### WHAT IS ASKED
Count how many lines of the data include "Services". The answer is that number and nothing else.
-------
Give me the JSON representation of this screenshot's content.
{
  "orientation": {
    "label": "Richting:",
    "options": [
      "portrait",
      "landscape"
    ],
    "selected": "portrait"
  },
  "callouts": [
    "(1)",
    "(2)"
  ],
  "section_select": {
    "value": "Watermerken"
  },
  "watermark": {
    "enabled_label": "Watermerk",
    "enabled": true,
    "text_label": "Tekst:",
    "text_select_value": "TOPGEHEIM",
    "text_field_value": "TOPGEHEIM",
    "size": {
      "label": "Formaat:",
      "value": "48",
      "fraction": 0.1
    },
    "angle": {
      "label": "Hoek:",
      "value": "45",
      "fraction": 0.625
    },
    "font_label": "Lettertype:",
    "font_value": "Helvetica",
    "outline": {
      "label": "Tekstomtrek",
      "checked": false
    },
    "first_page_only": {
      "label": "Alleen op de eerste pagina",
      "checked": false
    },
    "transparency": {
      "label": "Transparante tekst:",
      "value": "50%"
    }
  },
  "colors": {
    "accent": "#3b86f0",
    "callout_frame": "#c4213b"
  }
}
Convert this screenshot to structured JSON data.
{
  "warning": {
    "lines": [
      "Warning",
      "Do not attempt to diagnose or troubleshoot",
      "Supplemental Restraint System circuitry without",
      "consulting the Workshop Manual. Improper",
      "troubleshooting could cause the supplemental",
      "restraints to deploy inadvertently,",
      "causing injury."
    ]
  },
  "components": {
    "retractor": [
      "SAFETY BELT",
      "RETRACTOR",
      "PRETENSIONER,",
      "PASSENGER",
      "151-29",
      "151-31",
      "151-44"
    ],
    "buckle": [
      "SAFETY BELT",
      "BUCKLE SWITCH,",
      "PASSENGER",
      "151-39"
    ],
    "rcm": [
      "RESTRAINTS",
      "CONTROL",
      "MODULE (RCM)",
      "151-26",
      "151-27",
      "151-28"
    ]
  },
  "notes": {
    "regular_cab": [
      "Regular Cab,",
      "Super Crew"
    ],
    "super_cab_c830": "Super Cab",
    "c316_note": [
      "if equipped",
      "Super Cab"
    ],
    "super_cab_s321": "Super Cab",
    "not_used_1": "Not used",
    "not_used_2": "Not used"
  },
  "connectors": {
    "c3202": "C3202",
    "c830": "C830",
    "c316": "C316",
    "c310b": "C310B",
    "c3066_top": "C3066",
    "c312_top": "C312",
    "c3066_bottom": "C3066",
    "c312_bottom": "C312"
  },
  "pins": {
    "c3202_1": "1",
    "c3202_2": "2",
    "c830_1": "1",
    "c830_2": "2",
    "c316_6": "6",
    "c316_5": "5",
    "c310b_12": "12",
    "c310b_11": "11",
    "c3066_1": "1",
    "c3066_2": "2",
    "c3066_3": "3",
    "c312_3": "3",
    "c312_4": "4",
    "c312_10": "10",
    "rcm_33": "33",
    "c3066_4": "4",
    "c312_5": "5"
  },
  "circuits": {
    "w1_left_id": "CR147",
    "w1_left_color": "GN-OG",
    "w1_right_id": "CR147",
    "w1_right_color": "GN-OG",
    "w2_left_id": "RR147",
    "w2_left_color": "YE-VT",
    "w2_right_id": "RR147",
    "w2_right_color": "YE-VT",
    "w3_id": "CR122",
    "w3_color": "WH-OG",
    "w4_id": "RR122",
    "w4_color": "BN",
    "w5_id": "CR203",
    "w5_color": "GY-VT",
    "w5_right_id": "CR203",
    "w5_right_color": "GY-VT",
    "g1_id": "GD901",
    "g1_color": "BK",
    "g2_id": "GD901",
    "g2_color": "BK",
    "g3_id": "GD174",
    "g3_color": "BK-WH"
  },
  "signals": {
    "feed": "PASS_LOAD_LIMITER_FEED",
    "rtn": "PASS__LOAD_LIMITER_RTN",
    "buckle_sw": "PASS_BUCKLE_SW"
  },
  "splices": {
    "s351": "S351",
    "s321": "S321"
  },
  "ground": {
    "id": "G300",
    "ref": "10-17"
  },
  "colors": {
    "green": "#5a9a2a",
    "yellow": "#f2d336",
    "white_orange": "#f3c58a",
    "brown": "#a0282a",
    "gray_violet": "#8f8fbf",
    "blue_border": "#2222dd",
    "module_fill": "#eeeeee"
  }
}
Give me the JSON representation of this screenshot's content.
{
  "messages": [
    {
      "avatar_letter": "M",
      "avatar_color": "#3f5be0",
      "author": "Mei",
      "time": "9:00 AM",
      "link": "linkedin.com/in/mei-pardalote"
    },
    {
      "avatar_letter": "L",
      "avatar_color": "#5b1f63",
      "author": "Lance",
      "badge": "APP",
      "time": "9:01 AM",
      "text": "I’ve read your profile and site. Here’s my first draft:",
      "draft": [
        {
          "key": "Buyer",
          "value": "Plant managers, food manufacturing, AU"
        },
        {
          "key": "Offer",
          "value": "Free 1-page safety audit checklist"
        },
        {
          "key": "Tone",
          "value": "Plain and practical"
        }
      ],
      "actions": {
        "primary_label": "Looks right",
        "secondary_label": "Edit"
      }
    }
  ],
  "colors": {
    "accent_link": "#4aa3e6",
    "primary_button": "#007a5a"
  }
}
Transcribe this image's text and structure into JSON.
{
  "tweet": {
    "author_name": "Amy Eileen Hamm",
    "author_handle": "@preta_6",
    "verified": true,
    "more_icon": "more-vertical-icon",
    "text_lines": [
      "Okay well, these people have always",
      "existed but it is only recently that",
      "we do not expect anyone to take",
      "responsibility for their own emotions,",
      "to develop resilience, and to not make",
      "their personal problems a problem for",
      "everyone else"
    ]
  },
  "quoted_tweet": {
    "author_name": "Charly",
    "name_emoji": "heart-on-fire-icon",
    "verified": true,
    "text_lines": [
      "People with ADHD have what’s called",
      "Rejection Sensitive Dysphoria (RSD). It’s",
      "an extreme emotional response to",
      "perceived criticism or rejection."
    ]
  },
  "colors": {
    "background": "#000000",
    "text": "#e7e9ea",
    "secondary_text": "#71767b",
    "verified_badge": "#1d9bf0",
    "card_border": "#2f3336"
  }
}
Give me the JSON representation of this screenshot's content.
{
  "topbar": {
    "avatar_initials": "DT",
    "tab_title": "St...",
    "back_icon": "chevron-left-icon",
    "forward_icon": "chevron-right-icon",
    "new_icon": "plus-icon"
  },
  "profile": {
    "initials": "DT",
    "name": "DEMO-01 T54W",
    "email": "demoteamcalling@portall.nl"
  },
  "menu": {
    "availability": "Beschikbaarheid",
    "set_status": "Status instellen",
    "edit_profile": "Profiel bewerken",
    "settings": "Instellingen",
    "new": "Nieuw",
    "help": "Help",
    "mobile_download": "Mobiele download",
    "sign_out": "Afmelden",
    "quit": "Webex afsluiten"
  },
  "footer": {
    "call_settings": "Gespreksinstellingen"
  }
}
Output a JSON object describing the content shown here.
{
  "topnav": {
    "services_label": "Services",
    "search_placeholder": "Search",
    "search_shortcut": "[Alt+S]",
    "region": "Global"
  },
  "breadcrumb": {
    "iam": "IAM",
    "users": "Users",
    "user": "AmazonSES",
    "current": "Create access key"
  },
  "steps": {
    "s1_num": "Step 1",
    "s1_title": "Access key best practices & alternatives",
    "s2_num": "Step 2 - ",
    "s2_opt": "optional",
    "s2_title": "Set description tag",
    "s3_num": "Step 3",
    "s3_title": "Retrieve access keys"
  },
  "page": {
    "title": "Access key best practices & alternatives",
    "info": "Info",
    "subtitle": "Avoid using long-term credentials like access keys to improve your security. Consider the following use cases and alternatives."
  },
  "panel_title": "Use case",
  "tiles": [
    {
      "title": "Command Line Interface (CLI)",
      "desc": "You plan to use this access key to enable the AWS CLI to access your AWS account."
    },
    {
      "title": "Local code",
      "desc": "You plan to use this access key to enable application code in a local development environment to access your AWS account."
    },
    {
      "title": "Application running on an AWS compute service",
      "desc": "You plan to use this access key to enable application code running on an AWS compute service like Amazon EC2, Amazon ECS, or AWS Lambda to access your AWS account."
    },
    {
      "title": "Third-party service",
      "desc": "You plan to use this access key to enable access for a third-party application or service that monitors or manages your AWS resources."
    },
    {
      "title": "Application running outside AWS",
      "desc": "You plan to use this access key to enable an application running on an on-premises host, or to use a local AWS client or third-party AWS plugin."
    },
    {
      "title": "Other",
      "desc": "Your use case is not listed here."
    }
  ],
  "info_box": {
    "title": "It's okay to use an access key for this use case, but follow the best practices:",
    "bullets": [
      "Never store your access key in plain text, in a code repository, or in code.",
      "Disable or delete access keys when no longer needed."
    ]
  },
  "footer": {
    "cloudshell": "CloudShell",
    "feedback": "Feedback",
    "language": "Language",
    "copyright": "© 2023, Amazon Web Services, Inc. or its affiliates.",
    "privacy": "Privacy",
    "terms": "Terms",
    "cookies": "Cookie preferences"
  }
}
-------
### FULL OUTPUT
2